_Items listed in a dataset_
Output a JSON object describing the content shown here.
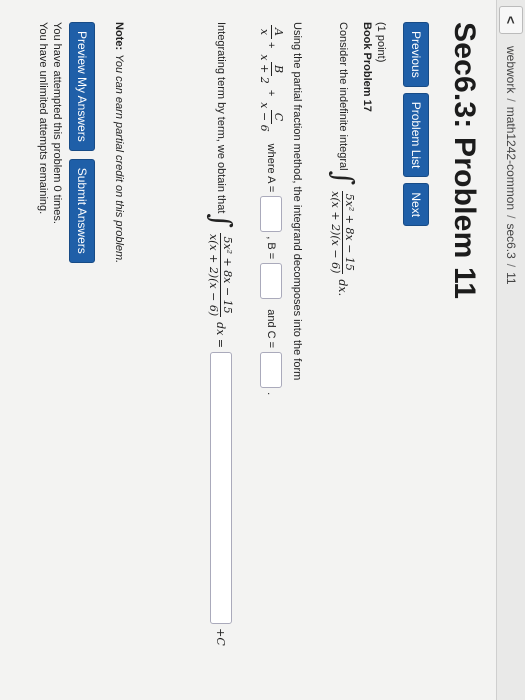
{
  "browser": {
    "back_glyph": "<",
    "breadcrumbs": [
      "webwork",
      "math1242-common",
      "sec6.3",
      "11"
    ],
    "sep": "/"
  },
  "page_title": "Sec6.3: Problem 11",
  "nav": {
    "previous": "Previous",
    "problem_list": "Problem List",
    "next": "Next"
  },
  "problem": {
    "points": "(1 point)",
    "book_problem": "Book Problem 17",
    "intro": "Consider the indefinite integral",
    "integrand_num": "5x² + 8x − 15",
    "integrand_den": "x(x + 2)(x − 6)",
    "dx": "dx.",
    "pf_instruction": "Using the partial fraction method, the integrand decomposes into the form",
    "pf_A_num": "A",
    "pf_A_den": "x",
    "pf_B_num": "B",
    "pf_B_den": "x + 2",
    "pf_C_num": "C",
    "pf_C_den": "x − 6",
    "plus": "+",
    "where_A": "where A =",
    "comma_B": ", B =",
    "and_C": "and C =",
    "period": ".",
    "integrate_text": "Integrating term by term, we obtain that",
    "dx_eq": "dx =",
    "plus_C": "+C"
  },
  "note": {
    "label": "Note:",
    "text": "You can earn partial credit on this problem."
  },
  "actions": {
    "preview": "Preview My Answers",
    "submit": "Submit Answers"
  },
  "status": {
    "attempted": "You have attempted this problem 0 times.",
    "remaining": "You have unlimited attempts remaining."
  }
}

_THE PROBLEM_
Leave out the pictures and transcribe the entries above exactly.

_THE ANSWER_
Output a JSON object describing the content shown here.
{
  "browser": {
    "back_glyph": "<",
    "breadcrumbs": [
      "webwork",
      "math1242-common",
      "sec6.3",
      "11"
    ],
    "sep": "/"
  },
  "page_title": "Sec6.3: Problem 11",
  "nav": {
    "previous": "Previous",
    "problem_list": "Problem List",
    "next": "Next"
  },
  "problem": {
    "points": "(1 point)",
    "book_problem": "Book Problem 17",
    "intro": "Consider the indefinite integral",
    "integrand_num": "5x² + 8x − 15",
    "integrand_den": "x(x + 2)(x − 6)",
    "dx": "dx.",
    "pf_instruction": "Using the partial fraction method, the integrand decomposes into the form",
    "pf_A_num": "A",
    "pf_A_den": "x",
    "pf_B_num": "B",
    "pf_B_den": "x + 2",
    "pf_C_num": "C",
    "pf_C_den": "x − 6",
    "plus": "+",
    "where_A": "where A =",
    "comma_B": ", B =",
    "and_C": "and C =",
    "period": ".",
    "integrate_text": "Integrating term by term, we obtain that",
    "dx_eq": "dx =",
    "plus_C": "+C"
  },
  "note": {
    "label": "Note:",
    "text": "You can earn partial credit on this problem."
  },
  "actions": {
    "preview": "Preview My Answers",
    "submit": "Submit Answers"
  },
  "status": {
    "attempted": "You have attempted this problem 0 times.",
    "remaining": "You have unlimited attempts remaining."
  }
}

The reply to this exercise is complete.